**Excerpt**
------------------------------------------------------------------------

Brian, 

You must be talking about Jesse's rawmoddump plugin. Its interesting to see how people go about solving problems. Rather than typing 3 lines into the existing volshell plugin, he re-implemented the same functionality into a 70 line file and then blogged about it as if it was some ground breaking new capability...lol. 

Anyway, there are a few possible explanations for finding a legitimate driver at an offset from the base address reported by modscan. One is that modscan found an _LDR_DATA_TABLE_ENTRY structure in physical memory that represents a driver that was once loaded at address XXXXXXXX but has since moved or unloaded. In that case, the kernel would be allowed to map another driver into that available space (starting at either the exact same or a nearby address). 

Another plausible scenario is that modscan found an _LDR_DATA_TABLE_ENTRY for a module that is still loaded at its original address (check with modlist which will show currently loaded modules). The driver has another driver embedded in its resources section that it installed or planned to install. In that case you would expect to find another PE file somewhere near the base of the first one. 

Hope this helps,
MHL


On Fri, Mar 22, 2013 at 12:28 AM, Brian Keefer <chort@effu.se> wrote:
Michael,

Yes, modscan showed the file as being from C:\Users\Bob\ApplicationData\dumpme.sys -like path. It's great to learn this can be done via volshell, which is not something I've explored yet. Someone else sent me a plugin off-list that essentially wraps that functionality.

------------------------------------------------------------------------

**Given entries**
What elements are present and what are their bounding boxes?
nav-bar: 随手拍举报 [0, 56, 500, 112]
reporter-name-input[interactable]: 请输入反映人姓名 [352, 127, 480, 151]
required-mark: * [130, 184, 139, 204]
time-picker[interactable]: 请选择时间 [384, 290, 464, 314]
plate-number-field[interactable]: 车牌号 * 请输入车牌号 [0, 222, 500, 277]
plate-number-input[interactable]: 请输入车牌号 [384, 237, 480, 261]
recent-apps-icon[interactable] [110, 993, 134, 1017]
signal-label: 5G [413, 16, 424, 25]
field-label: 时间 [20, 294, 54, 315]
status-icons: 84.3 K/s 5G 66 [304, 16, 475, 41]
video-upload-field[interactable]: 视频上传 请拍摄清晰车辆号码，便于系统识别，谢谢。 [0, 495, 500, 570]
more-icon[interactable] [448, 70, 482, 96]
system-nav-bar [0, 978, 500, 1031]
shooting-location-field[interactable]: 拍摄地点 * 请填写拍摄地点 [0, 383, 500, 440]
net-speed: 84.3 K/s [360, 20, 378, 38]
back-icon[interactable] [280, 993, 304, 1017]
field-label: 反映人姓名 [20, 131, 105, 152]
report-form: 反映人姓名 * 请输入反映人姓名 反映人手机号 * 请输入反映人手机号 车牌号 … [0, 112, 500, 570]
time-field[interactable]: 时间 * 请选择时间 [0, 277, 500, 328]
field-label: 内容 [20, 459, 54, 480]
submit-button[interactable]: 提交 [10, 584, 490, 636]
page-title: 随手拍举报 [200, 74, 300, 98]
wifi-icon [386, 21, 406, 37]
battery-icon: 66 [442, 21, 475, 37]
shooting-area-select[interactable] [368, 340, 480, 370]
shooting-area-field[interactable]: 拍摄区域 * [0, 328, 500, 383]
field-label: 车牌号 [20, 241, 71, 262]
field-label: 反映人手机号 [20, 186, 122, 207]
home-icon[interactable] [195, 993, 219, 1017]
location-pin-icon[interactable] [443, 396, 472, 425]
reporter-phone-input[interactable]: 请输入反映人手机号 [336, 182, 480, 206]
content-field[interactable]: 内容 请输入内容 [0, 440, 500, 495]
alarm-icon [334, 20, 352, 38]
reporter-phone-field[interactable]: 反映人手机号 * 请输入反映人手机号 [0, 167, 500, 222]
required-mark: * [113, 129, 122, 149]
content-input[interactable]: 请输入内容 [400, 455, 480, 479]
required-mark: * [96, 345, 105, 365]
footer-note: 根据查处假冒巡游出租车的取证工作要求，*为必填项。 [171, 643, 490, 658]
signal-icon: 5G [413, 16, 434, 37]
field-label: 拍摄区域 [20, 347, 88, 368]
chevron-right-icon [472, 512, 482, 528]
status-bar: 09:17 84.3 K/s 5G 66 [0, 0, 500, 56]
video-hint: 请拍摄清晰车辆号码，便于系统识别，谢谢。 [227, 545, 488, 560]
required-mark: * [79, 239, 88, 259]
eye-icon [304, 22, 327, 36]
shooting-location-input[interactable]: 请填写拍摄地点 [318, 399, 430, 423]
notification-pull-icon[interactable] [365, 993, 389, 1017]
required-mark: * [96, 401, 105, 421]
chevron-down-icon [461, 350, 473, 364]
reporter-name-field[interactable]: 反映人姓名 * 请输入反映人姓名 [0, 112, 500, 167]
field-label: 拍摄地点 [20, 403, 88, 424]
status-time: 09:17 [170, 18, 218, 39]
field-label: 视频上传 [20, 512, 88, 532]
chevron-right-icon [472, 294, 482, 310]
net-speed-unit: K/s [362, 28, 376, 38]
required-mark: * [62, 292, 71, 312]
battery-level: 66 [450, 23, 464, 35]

------------------------------------------------------------------------

**Task requirements**
A. Answer these questions about the email thread:
(i) Whose plugin does MHL say Brian must be talking about, and what is it called?
(ii) Which command does MHL say will show the modules that are currently loaded?
(iii) Per Brian's message, what path did modscan show the file as being from?
B. Write a continuation of the email thread about modscan, starting right after its final sentence.
You can ignore the items.

**Answers to the exercise**
A.
(i) Jesse's; it is called rawmoddump.
(ii) modlist.
(iii) A path like C:\Users\Bob\ApplicationData\dumpme.sys.

B.
It looks like the legitimate driver is at an offset from the base address reported by modscan (is it typical for drivers to load from a user directory?). I'm not sure what the padding is before it. Could it perhaps be instructions, or maybe an XOR'd PE header? Not sure exactly.

--
chort



On Mar 21, 2013, at 8:53 PM, Michael Hale Ligh wrote:

Hey Brian, 

You can use volshell to extract an arbitrary region of memory from any address space (in this case kernel memory if you're trying to acquire a kernel module). However, what do you mean "reference a file in user's AppData"? Is that the driver's path on disk (i.e. C:\Users\Bob\ApplicationData\dumpme.sys)? 

You would use volshell like this:

>>> data = self.addrspace.zread(assumed_base_address, assumed_module_size)
>>> with open('file.dmp', 'wb') as f:
......        f.write(data)
>>>

Cheers, 
MHL


On Thu, Mar 21, 2013 at 5:32 PM, Brian Keefer <chort@effu.se> wrote:
Working with a ransomware infection, trying to dump one of the modules that looks suspicious (the only one to reference a file in user's AppData). I'm trying to dump it via the base address found through modscan, but getting:
moddump Error: e_magic 8D4C is not a valid DOS signature.

I tried -u. Is there any other way to dump it?